◆ **What you will do**
Below is a listing; write it out exactly and drop any images from it.

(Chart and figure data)
•••

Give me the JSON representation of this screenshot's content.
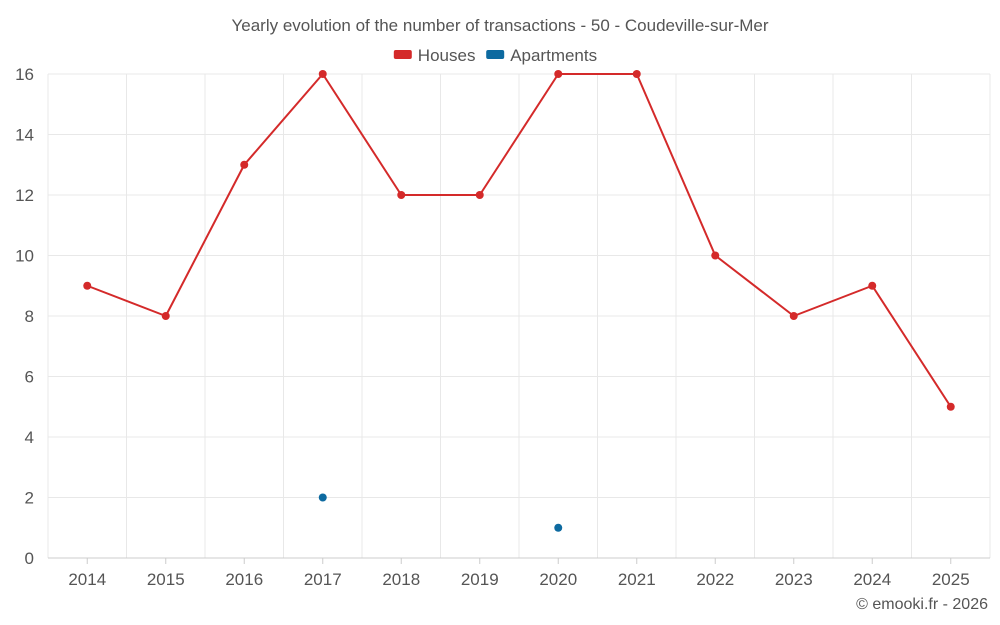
{
  "chart_data": {
    "type": "line",
    "title": "Yearly evolution of the number of transactions - 50 - Coudeville-sur-Mer",
    "categories": [
      "2014",
      "2015",
      "2016",
      "2017",
      "2018",
      "2019",
      "2020",
      "2021",
      "2022",
      "2023",
      "2024",
      "2025"
    ],
    "series": [
      {
        "name": "Houses",
        "color": "#d42a2a",
        "values": [
          9,
          8,
          13,
          16,
          12,
          12,
          16,
          16,
          10,
          8,
          9,
          5
        ]
      },
      {
        "name": "Apartments",
        "color": "#0d6aa0",
        "values": [
          null,
          null,
          null,
          2,
          null,
          null,
          1,
          null,
          null,
          null,
          null,
          null
        ]
      }
    ],
    "ylim": [
      0,
      16
    ],
    "yticks": [
      0,
      2,
      4,
      6,
      8,
      10,
      12,
      14,
      16
    ],
    "xlabel": "",
    "ylabel": "",
    "grid": true,
    "legend_position": "top-center"
  },
  "credit": "© emooki.fr - 2026"
}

•••

◆ **Reply**
Give me the JSON representation of this screenshot's content.
{
  "chart_data": {
    "type": "line",
    "title": "Yearly evolution of the number of transactions - 50 - Coudeville-sur-Mer",
    "categories": [
      "2014",
      "2015",
      "2016",
      "2017",
      "2018",
      "2019",
      "2020",
      "2021",
      "2022",
      "2023",
      "2024",
      "2025"
    ],
    "series": [
      {
        "name": "Houses",
        "color": "#d42a2a",
        "values": [
          9,
          8,
          13,
          16,
          12,
          12,
          16,
          16,
          10,
          8,
          9,
          5
        ]
      },
      {
        "name": "Apartments",
        "color": "#0d6aa0",
        "values": [
          null,
          null,
          null,
          2,
          null,
          null,
          1,
          null,
          null,
          null,
          null,
          null
        ]
      }
    ],
    "ylim": [
      0,
      16
    ],
    "yticks": [
      0,
      2,
      4,
      6,
      8,
      10,
      12,
      14,
      16
    ],
    "xlabel": "",
    "ylabel": "",
    "grid": true,
    "legend_position": "top-center"
  },
  "credit": "© emooki.fr - 2026"
}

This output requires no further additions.